** START RECORD EXCERPTS **

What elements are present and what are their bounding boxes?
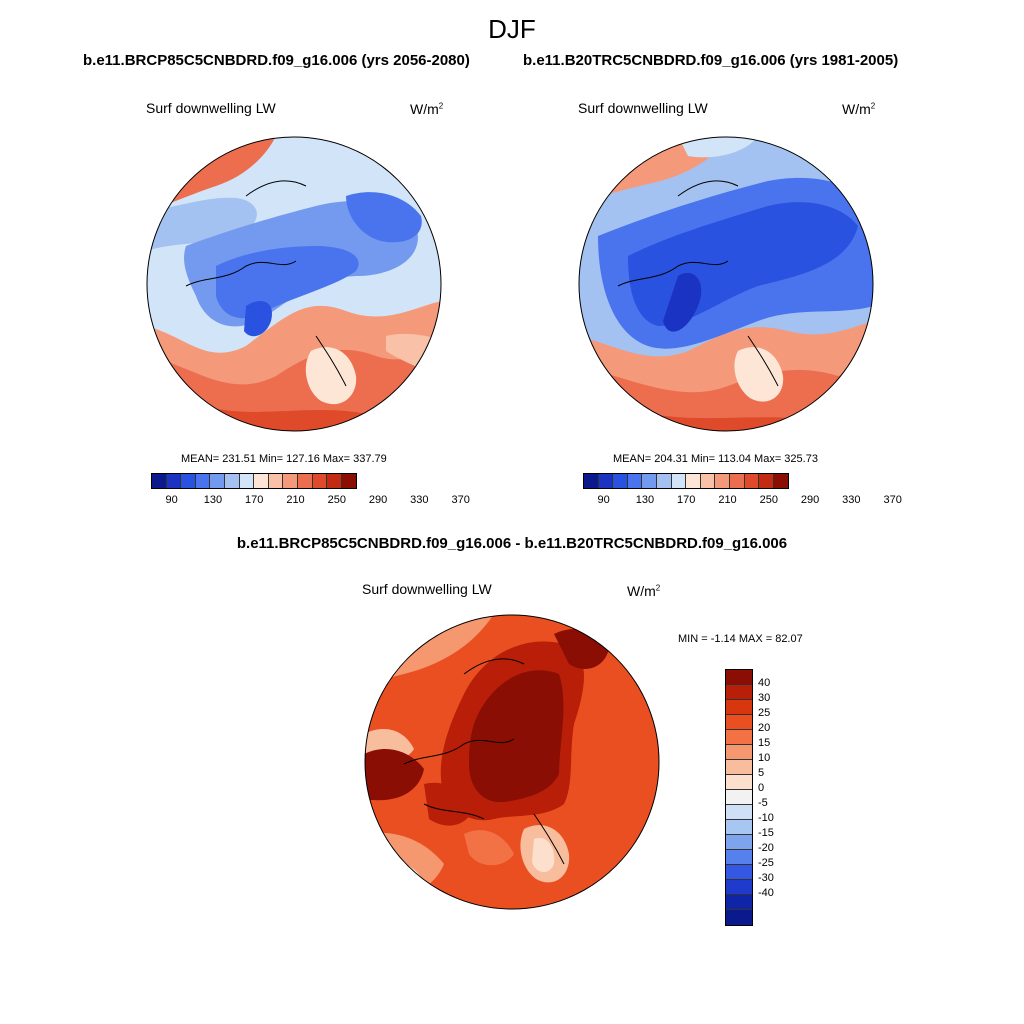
right-colorbar-tick-label: 330 [842, 494, 861, 506]
diff-colorbar-tick-label: -20 [758, 842, 774, 854]
right-colorbar-swatch [729, 474, 745, 488]
right-colorbar-tick-label: 210 [718, 494, 737, 506]
left-colorbar-swatch [181, 474, 196, 488]
left-polar-map [146, 136, 442, 432]
diff-colorbar-tick-label: -5 [758, 797, 768, 809]
diff-stats: MIN = -1.14 MAX = 82.07 [678, 633, 803, 645]
left-colorbar-swatch [283, 474, 298, 488]
left-colorbar-swatch [341, 474, 357, 488]
left-colorbar-tick-label: 90 [165, 494, 178, 506]
left-colorbar-swatch [297, 474, 313, 488]
right-panel-title: b.e11.B20TRC5CNBDRD.f09_g16.006 (yrs 198… [523, 52, 899, 69]
right-colorbar-tick-label: 170 [677, 494, 696, 506]
right-polar-map [578, 136, 874, 432]
left-variable-label: Surf downwelling LW [146, 100, 276, 116]
left-colorbar-swatch [327, 474, 342, 488]
diff-colorbar-swatch [726, 820, 752, 835]
diff-colorbar-swatch [726, 880, 752, 895]
right-colorbar-tick-label: 130 [635, 494, 655, 506]
diff-colorbar-swatch [726, 775, 752, 790]
right-colorbar-tick-label: 370 [883, 494, 902, 506]
left-colorbar-tick-label: 170 [245, 494, 264, 506]
left-stats: MEAN= 231.51 Min= 127.16 Max= 337.79 [181, 453, 387, 465]
diff-colorbar-swatch [726, 760, 752, 775]
left-colorbar-tick-label: 290 [368, 494, 388, 506]
right-colorbar-tick-label: 90 [597, 494, 610, 506]
diff-colorbar-tick-label: -30 [758, 872, 774, 884]
diff-colorbar-swatch [726, 685, 752, 700]
right-colorbar-swatch [700, 474, 716, 488]
right-colorbar-swatch [584, 474, 599, 488]
left-colorbar-swatch [152, 474, 167, 488]
left-colorbar-tick-label: 370 [451, 494, 470, 506]
right-colorbar-swatch [671, 474, 687, 488]
right-colorbar-swatch [686, 474, 701, 488]
diff-colorbar-tick-label: -10 [758, 812, 774, 824]
season-title: DJF [488, 14, 536, 44]
diff-colorbar-swatch [726, 700, 752, 715]
right-colorbar-swatch [744, 474, 760, 488]
right-colorbar-tick-label: 290 [800, 494, 820, 506]
diff-colorbar-tick-label: 0 [758, 782, 765, 794]
right-colorbar-swatch [773, 474, 789, 488]
right-stats: MEAN= 204.31 Min= 113.04 Max= 325.73 [613, 453, 818, 465]
diff-variable-label: Surf downwelling LW [362, 581, 492, 597]
diff-colorbar-tick-label: 30 [758, 692, 771, 704]
left-colorbar-swatch [312, 474, 328, 488]
right-colorbar-swatch [715, 474, 730, 488]
diff-units-label: W/m2 [627, 583, 661, 599]
left-colorbar-swatch [166, 474, 182, 488]
right-colorbar-swatch [759, 474, 774, 488]
right-colorbar-tick-label: 250 [759, 494, 778, 506]
left-colorbar-swatch [268, 474, 284, 488]
diff-colorbar-swatch [726, 730, 752, 745]
right-colorbar-swatch [613, 474, 628, 488]
left-panel-title: b.e11.BRCP85C5CNBDRD.f09_g16.006 (yrs 20… [83, 52, 470, 69]
diff-colorbar [725, 669, 753, 926]
diff-colorbar-swatch [726, 865, 752, 880]
diff-colorbar-swatch [726, 745, 752, 760]
diff-polar-map [364, 614, 660, 910]
diff-colorbar-tick-label: 10 [758, 752, 771, 764]
diff-colorbar-swatch [726, 790, 752, 805]
left-colorbar-swatch [195, 474, 211, 488]
diff-colorbar-swatch [726, 670, 752, 685]
right-colorbar-swatch [598, 474, 614, 488]
diff-colorbar-swatch [726, 805, 752, 820]
left-colorbar-tick-label: 330 [410, 494, 429, 506]
right-variable-label: Surf downwelling LW [578, 100, 708, 116]
diff-colorbar-swatch [726, 835, 752, 850]
diff-colorbar-swatch [726, 715, 752, 730]
right-colorbar-swatch [656, 474, 672, 488]
left-colorbar-swatch [239, 474, 255, 488]
right-colorbar-swatch [642, 474, 657, 488]
left-colorbar-tick-label: 250 [327, 494, 346, 506]
diff-colorbar-swatch [726, 910, 752, 925]
left-colorbar-tick-label: 130 [203, 494, 223, 506]
diff-colorbar-tick-label: 25 [758, 707, 771, 719]
right-units-label: W/m2 [842, 101, 876, 117]
diff-colorbar-tick-label: 5 [758, 767, 765, 779]
diff-colorbar-tick-label: -25 [758, 857, 774, 869]
left-colorbar-swatch [224, 474, 240, 488]
diff-colorbar-swatch [726, 850, 752, 865]
diff-colorbar-tick-label: 20 [758, 722, 771, 734]
diff-colorbar-tick-label: -15 [758, 827, 774, 839]
left-colorbar [151, 473, 358, 489]
left-units-label: W/m2 [410, 101, 444, 117]
left-colorbar-tick-label: 210 [286, 494, 305, 506]
right-colorbar [583, 473, 790, 489]
diff-colorbar-tick-label: -40 [758, 887, 774, 899]
right-colorbar-swatch [627, 474, 643, 488]
diff-colorbar-tick-label: 15 [758, 737, 771, 749]
diff-panel-title: b.e11.BRCP85C5CNBDRD.f09_g16.006 - b.e11… [236, 535, 788, 552]
diff-colorbar-swatch [726, 895, 752, 910]
left-colorbar-swatch [254, 474, 269, 488]
left-colorbar-swatch [210, 474, 225, 488]
diff-colorbar-tick-label: 40 [758, 677, 771, 689]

** END RECORD EXCERPTS **

■ GOAL
Present every line of the rows above as a Markdown table with the columns No. and Line, numbering each line and leaving out blank lines. Do not include the pictures.

■ RESULT
| No. | Line |
|---|---|
| 1 | What elements are present and what are their bounding boxes? |
| 2 | right-colorbar-tick-label: 330 [842, 494, 861, 506] |
| 3 | diff-colorbar-tick-label: -20 [758, 842, 774, 854] |
| 4 | right-colorbar-swatch [729, 474, 745, 488] |
| 5 | right-colorbar-tick-label: 210 [718, 494, 737, 506] |
| 6 | left-colorbar-swatch [181, 474, 196, 488] |
| 7 | left-polar-map [146, 136, 442, 432] |
| 8 | diff-colorbar-tick-label: -5 [758, 797, 768, 809] |
| 9 | diff-stats: MIN = -1.14 MAX = 82.07 [678, 633, 803, 645] |
| 10 | left-colorbar-swatch [283, 474, 298, 488] |
| 11 | left-colorbar-swatch [341, 474, 357, 488] |
| 12 | left-colorbar-tick-label: 90 [165, 494, 178, 506] |
| 13 | left-colorbar-swatch [297, 474, 313, 488] |
| 14 | right-panel-title: b.e11.B20TRC5CNBDRD.f09_g16.006 (yrs 198… [523, 52, 899, 69] |
| 15 | right-colorbar-tick-label: 170 [677, 494, 696, 506] |
| 16 | right-polar-map [578, 136, 874, 432] |
| 17 | left-variable-label: Surf downwelling LW [146, 100, 276, 116] |
| 18 | left-colorbar-swatch [327, 474, 342, 488] |
| 19 | diff-colorbar-swatch [726, 820, 752, 835] |
| 20 | diff-colorbar-swatch [726, 880, 752, 895] |
| 21 | right-colorbar-tick-label: 130 [635, 494, 655, 506] |
| 22 | diff-colorbar-swatch [726, 775, 752, 790] |
| 23 | right-colorbar-tick-label: 370 [883, 494, 902, 506] |
| 24 | left-colorbar-tick-label: 170 [245, 494, 264, 506] |
| 25 | left-stats: MEAN= 231.51 Min= 127.16 Max= 337.79 [181, 453, 387, 465] |
| 26 | diff-colorbar-swatch [726, 760, 752, 775] |
| 27 | left-colorbar-tick-label: 290 [368, 494, 388, 506] |
| 28 | right-colorbar-tick-label: 90 [597, 494, 610, 506] |
| 29 | diff-colorbar-tick-label: -30 [758, 872, 774, 884] |
| 30 | diff-colorbar-swatch [726, 685, 752, 700] |
| 31 | right-colorbar-swatch [700, 474, 716, 488] |
| 32 | right-colorbar-swatch [584, 474, 599, 488] |
| 33 | left-colorbar-swatch [152, 474, 167, 488] |
| 34 | left-colorbar-tick-label: 370 [451, 494, 470, 506] |
| 35 | right-colorbar-swatch [671, 474, 687, 488] |
| 36 | right-colorbar-swatch [686, 474, 701, 488] |
| 37 | diff-colorbar-tick-label: -10 [758, 812, 774, 824] |
| 38 | season-title: DJF [488, 14, 536, 44] |
| 39 | diff-colorbar-swatch [726, 700, 752, 715] |
| 40 | right-colorbar-swatch [744, 474, 760, 488] |
| 41 | right-colorbar-tick-label: 290 [800, 494, 820, 506] |
| 42 | diff-colorbar-tick-label: 0 [758, 782, 765, 794] |
| 43 | right-colorbar-swatch [773, 474, 789, 488] |
| 44 | right-stats: MEAN= 204.31 Min= 113.04 Max= 325.73 [613, 453, 818, 465] |
| 45 | diff-variable-label: Surf downwelling LW [362, 581, 492, 597] |
| 46 | diff-colorbar-tick-label: 30 [758, 692, 771, 704] |
| 47 | left-colorbar-swatch [312, 474, 328, 488] |
| 48 | right-colorbar-swatch [715, 474, 730, 488] |
| 49 | diff-units-label: W/m2 [627, 583, 661, 599] |
| 50 | left-colorbar-swatch [166, 474, 182, 488] |
| 51 | right-colorbar-swatch [759, 474, 774, 488] |
| 52 | right-colorbar-tick-label: 250 [759, 494, 778, 506] |
| 53 | left-colorbar-swatch [268, 474, 284, 488] |
| 54 | diff-colorbar-swatch [726, 730, 752, 745] |
| 55 | right-colorbar-swatch [613, 474, 628, 488] |
| 56 | left-panel-title: b.e11.BRCP85C5CNBDRD.f09_g16.006 (yrs 20… [83, 52, 470, 69] |
| 57 | diff-colorbar [725, 669, 753, 926] |
| 58 | diff-colorbar-swatch [726, 865, 752, 880] |
| 59 | diff-colorbar-swatch [726, 745, 752, 760] |
| 60 | diff-polar-map [364, 614, 660, 910] |
| 61 | diff-colorbar-tick-label: 10 [758, 752, 771, 764] |
| 62 | diff-colorbar-swatch [726, 790, 752, 805] |
| 63 | left-colorbar-swatch [195, 474, 211, 488] |
| 64 | diff-colorbar-swatch [726, 670, 752, 685] |
| 65 | right-colorbar-swatch [598, 474, 614, 488] |
| 66 | diff-colorbar-swatch [726, 805, 752, 820] |
| 67 | left-colorbar-tick-label: 330 [410, 494, 429, 506] |
| 68 | right-variable-label: Surf downwelling LW [578, 100, 708, 116] |
| 69 | diff-colorbar-swatch [726, 835, 752, 850] |
| 70 | diff-colorbar-swatch [726, 715, 752, 730] |
| 71 | right-colorbar-swatch [656, 474, 672, 488] |
| 72 | left-colorbar-swatch [239, 474, 255, 488] |
| 73 | right-colorbar-swatch [642, 474, 657, 488] |
| 74 | left-colorbar-tick-label: 250 [327, 494, 346, 506] |
| 75 | diff-colorbar-swatch [726, 910, 752, 925] |
| 76 | left-colorbar-tick-label: 130 [203, 494, 223, 506] |
| 77 | diff-colorbar-tick-label: 25 [758, 707, 771, 719] |
| 78 | right-units-label: W/m2 [842, 101, 876, 117] |
| 79 | diff-colorbar-tick-label: 5 [758, 767, 765, 779] |
| 80 | diff-colorbar-tick-label: -25 [758, 857, 774, 869] |
| 81 | left-colorbar-swatch [224, 474, 240, 488] |
| 82 | diff-colorbar-swatch [726, 850, 752, 865] |
| 83 | diff-colorbar-tick-label: 20 [758, 722, 771, 734] |
| 84 | diff-colorbar-tick-label: -15 [758, 827, 774, 839] |
| 85 | left-colorbar [151, 473, 358, 489] |
| 86 | left-units-label: W/m2 [410, 101, 444, 117] |
| 87 | left-colorbar-tick-label: 210 [286, 494, 305, 506] |
| 88 | right-colorbar [583, 473, 790, 489] |
| 89 | diff-colorbar-tick-label: -40 [758, 887, 774, 899] |
| 90 | right-colorbar-swatch [627, 474, 643, 488] |
| 91 | diff-colorbar-tick-label: 15 [758, 737, 771, 749] |
| 92 | diff-panel-title: b.e11.BRCP85C5CNBDRD.f09_g16.006 - b.e11… [236, 535, 788, 552] |
| 93 | diff-colorbar-swatch [726, 895, 752, 910] |
| 94 | left-colorbar-swatch [254, 474, 269, 488] |
| 95 | left-colorbar-swatch [210, 474, 225, 488] |
| 96 | diff-colorbar-tick-label: 40 [758, 677, 771, 689] |